Goal: Leave out any pictures and transcribe all other data below exactly.

━━━ Input rows

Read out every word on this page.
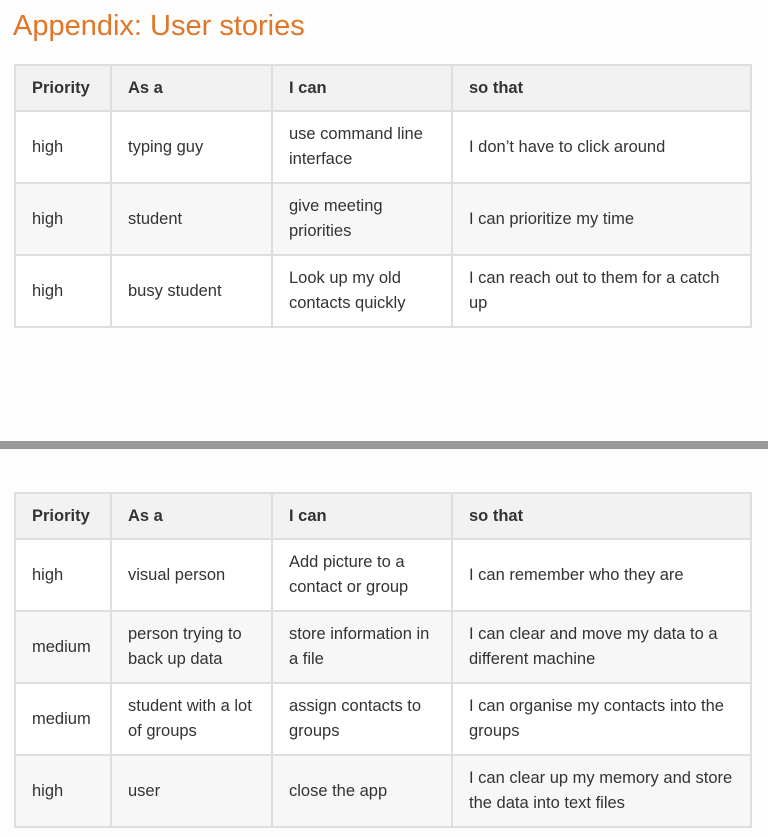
Appendix: User stories
Priority	As a	I can	so that
high	typing guy	use command line interface	I don’t have to click around
high	student	give meeting priorities	I can prioritize my time
high	busy student	Look up my old contacts quickly	I can reach out to them for a catch up
Priority	As a	I can	so that
high	visual person	Add picture to a contact or group	I can remember who they are
medium	person trying to back up data	store information in a file	I can clear and move my data to a different machine
medium	student with a lot of groups	assign contacts to groups	I can organise my contacts into the groups
high	user	close the app	I can clear up my memory and store the data into text files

━━━━━━

Problem solution:
Read out every word on this page.
Appendix: User stories
Priority	As a	I can	so that
high	typing guy	use command line interface	I don’t have to click around
high	student	give meeting priorities	I can prioritize my time
high	busy student	Look up my old contacts quickly	I can reach out to them for a catch up
Priority	As a	I can	so that
high	visual person	Add picture to a contact or group	I can remember who they are
medium	person trying to back up data	store information in a file	I can clear and move my data to a different machine
medium	student with a lot of groups	assign contacts to groups	I can organise my contacts into the groups
high	user	close the app	I can clear up my memory and store the data into text files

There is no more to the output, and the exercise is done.